— Start of EXERCISE DATA —

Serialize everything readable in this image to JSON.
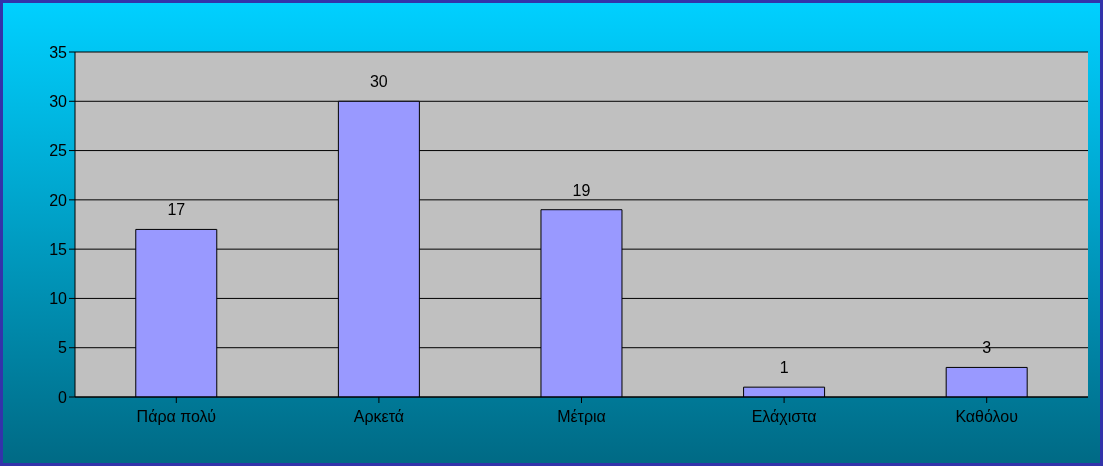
{
  "chart_data": {
    "type": "bar",
    "categories": [
      "Πάρα πολύ",
      "Αρκετά",
      "Μέτρια",
      "Ελάχιστα",
      "Καθόλου"
    ],
    "values": [
      17,
      30,
      19,
      1,
      3
    ],
    "color": "#9999ff",
    "ylim": [
      0,
      35
    ],
    "yticks": [
      0,
      5,
      10,
      15,
      20,
      25,
      30,
      35
    ],
    "grid": "y",
    "data_labels": true,
    "legend": false
  }
}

— End of EXERCISE DATA —

PROBLEM DETAILS: Repeat the material above in full and exactly, omitting the pictures.

THE ANSWER:
Serialize everything readable in this image to JSON.
{
  "chart_data": {
    "type": "bar",
    "categories": [
      "Πάρα πολύ",
      "Αρκετά",
      "Μέτρια",
      "Ελάχιστα",
      "Καθόλου"
    ],
    "values": [
      17,
      30,
      19,
      1,
      3
    ],
    "color": "#9999ff",
    "ylim": [
      0,
      35
    ],
    "yticks": [
      0,
      5,
      10,
      15,
      20,
      25,
      30,
      35
    ],
    "grid": "y",
    "data_labels": true,
    "legend": false
  }
}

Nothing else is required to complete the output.